-- Request --
Locate the string "此项不符题意" in the records below. Copy every line where it occurs.

-- The records --
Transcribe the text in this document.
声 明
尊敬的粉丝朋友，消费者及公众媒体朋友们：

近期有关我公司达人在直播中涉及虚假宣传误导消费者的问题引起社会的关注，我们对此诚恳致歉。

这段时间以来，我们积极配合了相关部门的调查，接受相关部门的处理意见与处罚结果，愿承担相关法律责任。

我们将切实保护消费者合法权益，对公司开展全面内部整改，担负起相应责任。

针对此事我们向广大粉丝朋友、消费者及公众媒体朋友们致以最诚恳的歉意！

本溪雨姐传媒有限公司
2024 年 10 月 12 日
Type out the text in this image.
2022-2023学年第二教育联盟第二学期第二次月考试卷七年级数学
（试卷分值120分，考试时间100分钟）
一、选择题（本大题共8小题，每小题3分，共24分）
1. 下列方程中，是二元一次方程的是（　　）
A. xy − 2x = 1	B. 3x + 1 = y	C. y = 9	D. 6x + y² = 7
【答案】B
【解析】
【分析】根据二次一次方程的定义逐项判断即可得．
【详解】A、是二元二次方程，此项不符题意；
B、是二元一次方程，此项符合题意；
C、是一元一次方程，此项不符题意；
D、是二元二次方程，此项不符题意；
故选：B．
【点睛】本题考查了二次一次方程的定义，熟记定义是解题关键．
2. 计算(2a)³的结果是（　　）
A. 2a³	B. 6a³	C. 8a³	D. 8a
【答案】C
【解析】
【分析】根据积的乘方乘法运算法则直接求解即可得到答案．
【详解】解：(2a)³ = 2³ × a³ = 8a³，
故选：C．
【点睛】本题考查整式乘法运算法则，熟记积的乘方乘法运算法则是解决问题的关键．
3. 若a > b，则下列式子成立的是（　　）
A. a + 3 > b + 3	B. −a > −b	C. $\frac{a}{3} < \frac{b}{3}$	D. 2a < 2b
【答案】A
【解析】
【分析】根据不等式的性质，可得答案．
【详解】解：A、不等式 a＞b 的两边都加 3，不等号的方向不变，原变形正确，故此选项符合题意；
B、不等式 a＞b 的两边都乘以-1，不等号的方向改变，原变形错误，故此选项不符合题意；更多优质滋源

-- Exercise output --
【详解】A、是二元二次方程，此项不符题意；
C、是一元一次方程，此项不符题意；
D、是二元二次方程，此项不符题意；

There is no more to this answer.